>> Begin DATA PROVIDED

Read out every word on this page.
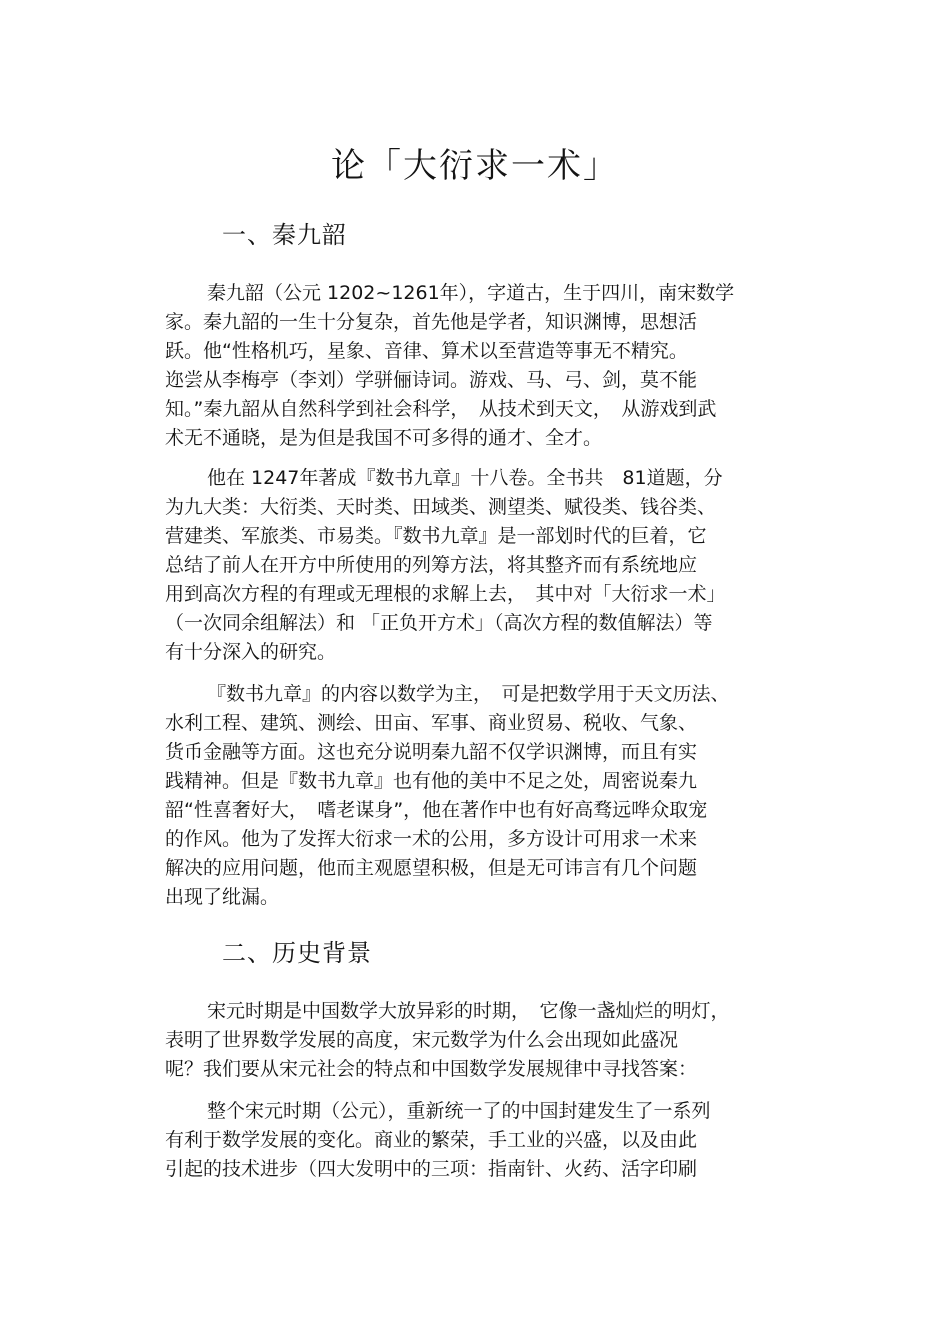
论「大衍求一术」
一、秦九韶

秦九韶（公元 1202~1261年），字道古，生于四川，南宋数学
家。秦九韶的一生十分复杂，首先他是学者，知识渊博，思想活
跃。他“性格机巧，星象、音律、算术以至营造等事无不精究。
迩尝从李梅亭（李刘）学骈俪诗词。游戏、马、弓、剑，莫不能
知。”秦九韶从自然科学到社会科学，　从技术到天文，　从游戏到武
术无不通晓，是为但是我国不可多得的通才、全才。

他在 1247年著成『数书九章』十八卷。全书共　81道题，分
为九大类：大衍类、天时类、田域类、测望类、赋役类、钱谷类、
营建类、军旅类、市易类。『数书九章』是一部划时代的巨着，它
总结了前人在开方中所使用的列筹方法，将其整齐而有系统地应
用到高次方程的有理或无理根的求解上去，　其中对「大衍求一术」
（一次同余组解法）和 「正负开方术」（高次方程的数值解法）等
有十分深入的研究。

『数书九章』的内容以数学为主，　可是把数学用于天文历法、
水利工程、建筑、测绘、田亩、军事、商业贸易、税收、气象、
货币金融等方面。这也充分说明秦九韶不仅学识渊博，而且有实
践精神。但是『数书九章』也有他的美中不足之处，周密说秦九
韶“性喜奢好大，　嗜老谋身”，他在著作中也有好高骛远哗众取宠
的作风。他为了发挥大衍求一术的公用，多方设计可用求一术来
解决的应用问题，他而主观愿望积极，但是无可讳言有几个问题
出现了纰漏。

二、历史背景

宋元时期是中国数学大放异彩的时期，　它像一盏灿烂的明灯，
表明了世界数学发展的高度，宋元数学为什么会出现如此盛况
呢？我们要从宋元社会的特点和中国数学发展规律中寻找答案：

整个宋元时期（公元），重新统一了的中国封建发生了一系列
有利于数学发展的变化。商业的繁荣，手工业的兴盛，以及由此
引起的技术进步（四大发明中的三项：指南针、火药、活字印刷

>> End DATA PROVIDED

▶ **TASK PROMPT**
Excluding the pictures, reproduce every entry exactly as given.

▶ **SOLVED PROBLEM**
Read out every word on this page.
论「大衍求一术」
一、秦九韶

秦九韶（公元 1202~1261年），字道古，生于四川，南宋数学
家。秦九韶的一生十分复杂，首先他是学者，知识渊博，思想活
跃。他“性格机巧，星象、音律、算术以至营造等事无不精究。
迩尝从李梅亭（李刘）学骈俪诗词。游戏、马、弓、剑，莫不能
知。”秦九韶从自然科学到社会科学，　从技术到天文，　从游戏到武
术无不通晓，是为但是我国不可多得的通才、全才。

他在 1247年著成『数书九章』十八卷。全书共　81道题，分
为九大类：大衍类、天时类、田域类、测望类、赋役类、钱谷类、
营建类、军旅类、市易类。『数书九章』是一部划时代的巨着，它
总结了前人在开方中所使用的列筹方法，将其整齐而有系统地应
用到高次方程的有理或无理根的求解上去，　其中对「大衍求一术」
（一次同余组解法）和 「正负开方术」（高次方程的数值解法）等
有十分深入的研究。

『数书九章』的内容以数学为主，　可是把数学用于天文历法、
水利工程、建筑、测绘、田亩、军事、商业贸易、税收、气象、
货币金融等方面。这也充分说明秦九韶不仅学识渊博，而且有实
践精神。但是『数书九章』也有他的美中不足之处，周密说秦九
韶“性喜奢好大，　嗜老谋身”，他在著作中也有好高骛远哗众取宠
的作风。他为了发挥大衍求一术的公用，多方设计可用求一术来
解决的应用问题，他而主观愿望积极，但是无可讳言有几个问题
出现了纰漏。

二、历史背景

宋元时期是中国数学大放异彩的时期，　它像一盏灿烂的明灯，
表明了世界数学发展的高度，宋元数学为什么会出现如此盛况
呢？我们要从宋元社会的特点和中国数学发展规律中寻找答案：

整个宋元时期（公元），重新统一了的中国封建发生了一系列
有利于数学发展的变化。商业的繁荣，手工业的兴盛，以及由此
引起的技术进步（四大发明中的三项：指南针、火药、活字印刷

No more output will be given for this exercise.